## Work instructions
Reproduce every line of the records below without any changes, from the line containing "bbox. List at most 100 elements." through the line containing "h-label: H: <box>506 23 522 37</box>", including both of those lines.
────────────────────────────────────────
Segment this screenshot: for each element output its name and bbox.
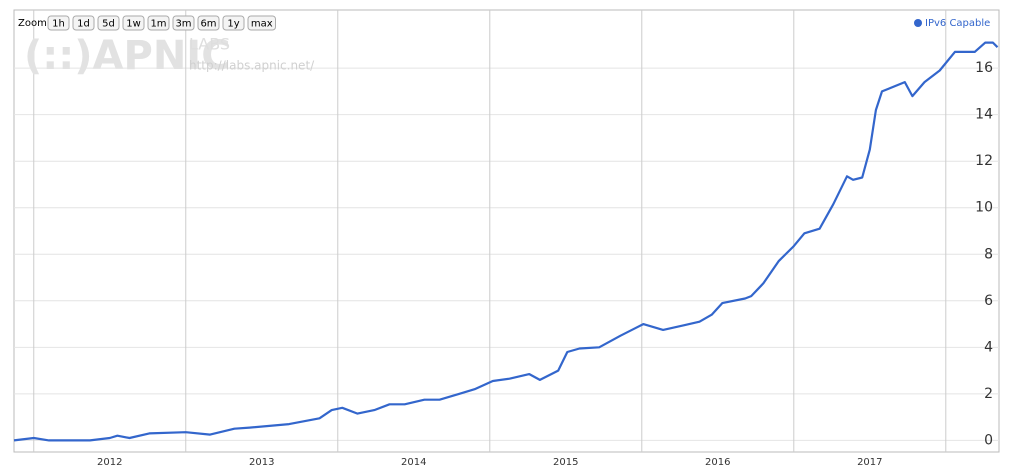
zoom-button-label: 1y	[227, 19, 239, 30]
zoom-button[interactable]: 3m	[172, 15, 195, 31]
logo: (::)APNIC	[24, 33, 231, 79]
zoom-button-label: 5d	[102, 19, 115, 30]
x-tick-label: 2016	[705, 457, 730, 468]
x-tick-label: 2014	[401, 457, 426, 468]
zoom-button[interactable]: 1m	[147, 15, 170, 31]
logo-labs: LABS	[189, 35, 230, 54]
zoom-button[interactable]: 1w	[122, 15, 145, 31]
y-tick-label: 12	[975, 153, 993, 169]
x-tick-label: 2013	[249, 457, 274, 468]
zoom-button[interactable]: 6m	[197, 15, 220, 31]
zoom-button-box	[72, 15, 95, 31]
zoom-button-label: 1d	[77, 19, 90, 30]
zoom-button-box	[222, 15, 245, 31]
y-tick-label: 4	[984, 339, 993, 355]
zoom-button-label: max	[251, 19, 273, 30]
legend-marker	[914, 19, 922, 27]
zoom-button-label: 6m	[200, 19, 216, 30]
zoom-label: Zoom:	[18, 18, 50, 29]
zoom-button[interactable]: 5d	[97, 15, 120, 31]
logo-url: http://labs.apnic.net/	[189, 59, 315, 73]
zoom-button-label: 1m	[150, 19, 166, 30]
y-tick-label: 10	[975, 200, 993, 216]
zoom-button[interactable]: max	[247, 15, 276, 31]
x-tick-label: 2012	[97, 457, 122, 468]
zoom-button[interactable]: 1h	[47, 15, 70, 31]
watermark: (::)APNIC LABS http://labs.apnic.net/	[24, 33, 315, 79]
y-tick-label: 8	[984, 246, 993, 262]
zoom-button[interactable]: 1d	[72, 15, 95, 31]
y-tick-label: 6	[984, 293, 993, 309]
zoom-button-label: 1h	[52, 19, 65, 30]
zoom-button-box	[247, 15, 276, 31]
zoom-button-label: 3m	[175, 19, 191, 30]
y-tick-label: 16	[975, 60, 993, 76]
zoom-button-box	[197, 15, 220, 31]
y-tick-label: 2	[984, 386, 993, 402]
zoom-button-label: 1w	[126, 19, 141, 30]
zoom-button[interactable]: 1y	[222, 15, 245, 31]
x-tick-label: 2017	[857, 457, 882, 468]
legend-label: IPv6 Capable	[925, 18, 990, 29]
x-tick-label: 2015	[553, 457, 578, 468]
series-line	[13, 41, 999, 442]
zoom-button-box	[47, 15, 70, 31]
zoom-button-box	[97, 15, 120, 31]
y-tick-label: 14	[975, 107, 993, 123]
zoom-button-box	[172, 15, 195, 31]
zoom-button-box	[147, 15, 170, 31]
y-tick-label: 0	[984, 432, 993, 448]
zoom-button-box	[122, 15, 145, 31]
────────────────────────────────────────
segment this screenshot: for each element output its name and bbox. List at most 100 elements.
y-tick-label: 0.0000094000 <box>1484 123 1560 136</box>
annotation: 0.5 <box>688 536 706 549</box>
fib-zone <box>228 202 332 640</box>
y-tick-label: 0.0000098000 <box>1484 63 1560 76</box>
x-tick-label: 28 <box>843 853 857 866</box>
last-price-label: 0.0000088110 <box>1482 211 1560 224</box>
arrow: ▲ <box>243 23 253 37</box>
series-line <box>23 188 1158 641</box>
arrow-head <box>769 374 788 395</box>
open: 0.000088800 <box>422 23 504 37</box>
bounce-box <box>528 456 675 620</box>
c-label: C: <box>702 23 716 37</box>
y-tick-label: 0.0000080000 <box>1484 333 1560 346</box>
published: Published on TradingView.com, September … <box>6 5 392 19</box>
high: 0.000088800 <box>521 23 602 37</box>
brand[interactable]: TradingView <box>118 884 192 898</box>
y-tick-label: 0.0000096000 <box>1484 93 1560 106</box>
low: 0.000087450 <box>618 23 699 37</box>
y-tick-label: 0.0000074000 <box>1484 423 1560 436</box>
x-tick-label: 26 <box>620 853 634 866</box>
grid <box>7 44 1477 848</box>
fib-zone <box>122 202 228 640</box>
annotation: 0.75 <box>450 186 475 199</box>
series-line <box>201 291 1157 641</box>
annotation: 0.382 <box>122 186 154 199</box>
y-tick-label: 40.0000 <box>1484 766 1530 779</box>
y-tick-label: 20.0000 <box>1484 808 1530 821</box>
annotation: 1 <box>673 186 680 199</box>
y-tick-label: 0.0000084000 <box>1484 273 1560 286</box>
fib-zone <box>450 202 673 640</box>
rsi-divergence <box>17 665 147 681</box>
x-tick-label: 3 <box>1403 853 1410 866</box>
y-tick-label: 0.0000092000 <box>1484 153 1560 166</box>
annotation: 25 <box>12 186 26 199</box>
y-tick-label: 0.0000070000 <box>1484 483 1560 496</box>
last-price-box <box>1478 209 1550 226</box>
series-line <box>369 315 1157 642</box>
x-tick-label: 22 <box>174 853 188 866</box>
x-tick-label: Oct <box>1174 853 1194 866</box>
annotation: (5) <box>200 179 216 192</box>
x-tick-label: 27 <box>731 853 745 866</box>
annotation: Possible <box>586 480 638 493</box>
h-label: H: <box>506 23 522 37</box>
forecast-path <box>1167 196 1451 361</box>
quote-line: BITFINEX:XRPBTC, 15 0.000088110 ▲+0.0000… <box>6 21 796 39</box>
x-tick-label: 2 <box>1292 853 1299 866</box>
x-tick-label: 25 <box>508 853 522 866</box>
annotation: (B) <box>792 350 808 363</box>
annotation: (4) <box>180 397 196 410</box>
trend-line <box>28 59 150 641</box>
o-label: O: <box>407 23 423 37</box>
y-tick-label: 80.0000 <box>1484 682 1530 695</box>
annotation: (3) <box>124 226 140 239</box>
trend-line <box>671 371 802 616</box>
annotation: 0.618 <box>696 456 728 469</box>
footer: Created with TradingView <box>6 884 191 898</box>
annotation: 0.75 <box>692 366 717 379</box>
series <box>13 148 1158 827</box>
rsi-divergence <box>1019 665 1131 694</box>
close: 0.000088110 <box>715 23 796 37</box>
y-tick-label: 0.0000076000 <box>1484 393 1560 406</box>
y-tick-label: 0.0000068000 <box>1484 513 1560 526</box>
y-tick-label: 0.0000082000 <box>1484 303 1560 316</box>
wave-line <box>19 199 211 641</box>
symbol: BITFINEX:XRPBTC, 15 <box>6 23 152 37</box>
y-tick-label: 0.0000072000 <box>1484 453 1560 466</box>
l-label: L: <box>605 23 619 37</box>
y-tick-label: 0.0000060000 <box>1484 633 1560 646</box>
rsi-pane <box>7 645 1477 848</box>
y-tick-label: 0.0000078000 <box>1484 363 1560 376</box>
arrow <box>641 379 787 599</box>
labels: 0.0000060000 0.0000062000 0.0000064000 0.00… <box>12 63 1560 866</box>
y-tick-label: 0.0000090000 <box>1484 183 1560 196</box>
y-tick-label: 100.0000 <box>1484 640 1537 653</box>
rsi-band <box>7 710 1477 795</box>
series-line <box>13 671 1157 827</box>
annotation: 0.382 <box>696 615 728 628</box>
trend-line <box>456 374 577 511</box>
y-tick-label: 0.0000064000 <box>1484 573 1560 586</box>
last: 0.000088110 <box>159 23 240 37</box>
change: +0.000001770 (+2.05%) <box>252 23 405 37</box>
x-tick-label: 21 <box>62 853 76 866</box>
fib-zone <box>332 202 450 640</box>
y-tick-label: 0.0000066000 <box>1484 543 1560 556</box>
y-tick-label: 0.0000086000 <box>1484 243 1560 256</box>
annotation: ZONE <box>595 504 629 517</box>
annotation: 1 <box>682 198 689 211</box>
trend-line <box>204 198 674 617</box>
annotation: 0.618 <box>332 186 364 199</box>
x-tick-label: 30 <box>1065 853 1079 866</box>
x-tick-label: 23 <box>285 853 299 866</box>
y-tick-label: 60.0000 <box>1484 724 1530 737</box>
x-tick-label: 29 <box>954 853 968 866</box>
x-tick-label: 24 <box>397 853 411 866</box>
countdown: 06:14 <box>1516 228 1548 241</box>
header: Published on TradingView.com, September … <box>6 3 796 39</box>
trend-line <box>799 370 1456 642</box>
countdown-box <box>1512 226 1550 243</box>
────────────────────────────────────────
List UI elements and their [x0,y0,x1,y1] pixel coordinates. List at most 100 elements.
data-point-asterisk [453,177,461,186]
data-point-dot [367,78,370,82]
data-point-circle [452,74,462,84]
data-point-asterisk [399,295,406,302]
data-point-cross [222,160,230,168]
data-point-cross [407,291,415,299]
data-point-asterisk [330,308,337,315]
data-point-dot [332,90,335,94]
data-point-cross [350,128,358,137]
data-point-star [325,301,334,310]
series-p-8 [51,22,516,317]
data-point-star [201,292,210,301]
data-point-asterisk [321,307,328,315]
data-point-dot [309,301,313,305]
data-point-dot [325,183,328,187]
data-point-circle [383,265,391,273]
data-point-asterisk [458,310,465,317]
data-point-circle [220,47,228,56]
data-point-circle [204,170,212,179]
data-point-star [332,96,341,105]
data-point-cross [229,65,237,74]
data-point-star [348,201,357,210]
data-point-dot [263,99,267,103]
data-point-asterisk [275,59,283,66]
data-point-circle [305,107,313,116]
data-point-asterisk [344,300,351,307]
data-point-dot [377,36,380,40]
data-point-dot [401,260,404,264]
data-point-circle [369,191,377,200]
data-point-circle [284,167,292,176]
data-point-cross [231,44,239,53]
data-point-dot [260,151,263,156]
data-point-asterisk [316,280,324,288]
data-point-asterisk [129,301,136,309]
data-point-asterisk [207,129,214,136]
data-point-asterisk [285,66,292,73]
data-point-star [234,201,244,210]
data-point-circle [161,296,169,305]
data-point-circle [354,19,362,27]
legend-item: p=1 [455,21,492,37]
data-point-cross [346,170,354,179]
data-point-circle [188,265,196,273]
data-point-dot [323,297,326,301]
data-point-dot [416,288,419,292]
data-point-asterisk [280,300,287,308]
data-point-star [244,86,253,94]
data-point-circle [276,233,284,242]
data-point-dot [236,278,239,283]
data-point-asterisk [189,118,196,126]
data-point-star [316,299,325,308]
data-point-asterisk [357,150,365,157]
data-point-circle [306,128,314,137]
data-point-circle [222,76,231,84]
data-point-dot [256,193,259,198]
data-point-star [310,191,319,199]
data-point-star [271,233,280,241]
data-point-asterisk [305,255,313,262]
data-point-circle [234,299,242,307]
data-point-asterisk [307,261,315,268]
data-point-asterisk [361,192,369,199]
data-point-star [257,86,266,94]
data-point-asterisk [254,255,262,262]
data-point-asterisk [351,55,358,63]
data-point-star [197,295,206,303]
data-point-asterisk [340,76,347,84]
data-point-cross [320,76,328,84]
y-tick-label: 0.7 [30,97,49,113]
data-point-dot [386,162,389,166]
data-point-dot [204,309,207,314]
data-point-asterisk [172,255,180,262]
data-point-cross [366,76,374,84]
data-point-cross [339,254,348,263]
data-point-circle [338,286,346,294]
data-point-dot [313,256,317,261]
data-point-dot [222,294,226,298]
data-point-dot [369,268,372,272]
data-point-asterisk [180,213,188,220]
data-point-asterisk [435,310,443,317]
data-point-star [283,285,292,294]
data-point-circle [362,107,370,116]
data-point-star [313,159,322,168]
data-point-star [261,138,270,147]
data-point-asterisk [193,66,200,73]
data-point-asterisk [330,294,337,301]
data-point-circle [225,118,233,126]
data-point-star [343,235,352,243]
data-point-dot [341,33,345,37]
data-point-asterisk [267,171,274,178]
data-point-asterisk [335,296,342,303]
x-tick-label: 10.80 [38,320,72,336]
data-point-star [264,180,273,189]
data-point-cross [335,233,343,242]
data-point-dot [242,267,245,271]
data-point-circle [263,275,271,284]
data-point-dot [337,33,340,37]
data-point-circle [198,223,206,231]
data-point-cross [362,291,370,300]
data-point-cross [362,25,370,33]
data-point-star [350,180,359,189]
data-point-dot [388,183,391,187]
────────────────────────────────────────
## Task solution
segment this screenshot: for each element output its name and bbox. List at most 100 elements.
y-tick-label: 0.0000094000 <box>1484 123 1560 136</box>
annotation: 0.5 <box>688 536 706 549</box>
fib-zone <box>228 202 332 640</box>
y-tick-label: 0.0000098000 <box>1484 63 1560 76</box>
x-tick-label: 28 <box>843 853 857 866</box>
last-price-label: 0.0000088110 <box>1482 211 1560 224</box>
arrow: ▲ <box>243 23 253 37</box>
series-line <box>23 188 1158 641</box>
arrow-head <box>769 374 788 395</box>
open: 0.000088800 <box>422 23 504 37</box>
bounce-box <box>528 456 675 620</box>
c-label: C: <box>702 23 716 37</box>
y-tick-label: 0.0000080000 <box>1484 333 1560 346</box>
published: Published on TradingView.com, September … <box>6 5 392 19</box>
high: 0.000088800 <box>521 23 602 37</box>
brand[interactable]: TradingView <box>118 884 192 898</box>
y-tick-label: 0.0000096000 <box>1484 93 1560 106</box>
low: 0.000087450 <box>618 23 699 37</box>
y-tick-label: 0.0000074000 <box>1484 423 1560 436</box>
x-tick-label: 26 <box>620 853 634 866</box>
grid <box>7 44 1477 848</box>
fib-zone <box>122 202 228 640</box>
annotation: 0.75 <box>450 186 475 199</box>
series-line <box>201 291 1157 641</box>
annotation: 0.382 <box>122 186 154 199</box>
y-tick-label: 40.0000 <box>1484 766 1530 779</box>
y-tick-label: 20.0000 <box>1484 808 1530 821</box>
annotation: 1 <box>673 186 680 199</box>
y-tick-label: 0.0000084000 <box>1484 273 1560 286</box>
fib-zone <box>450 202 673 640</box>
rsi-divergence <box>17 665 147 681</box>
x-tick-label: 3 <box>1403 853 1410 866</box>
y-tick-label: 0.0000092000 <box>1484 153 1560 166</box>
annotation: 25 <box>12 186 26 199</box>
y-tick-label: 0.0000070000 <box>1484 483 1560 496</box>
last-price-box <box>1478 209 1550 226</box>
series-line <box>369 315 1157 642</box>
x-tick-label: 22 <box>174 853 188 866</box>
x-tick-label: Oct <box>1174 853 1194 866</box>
annotation: (5) <box>200 179 216 192</box>
x-tick-label: 27 <box>731 853 745 866</box>
annotation: Possible <box>586 480 638 493</box>
h-label: H: <box>506 23 522 37</box>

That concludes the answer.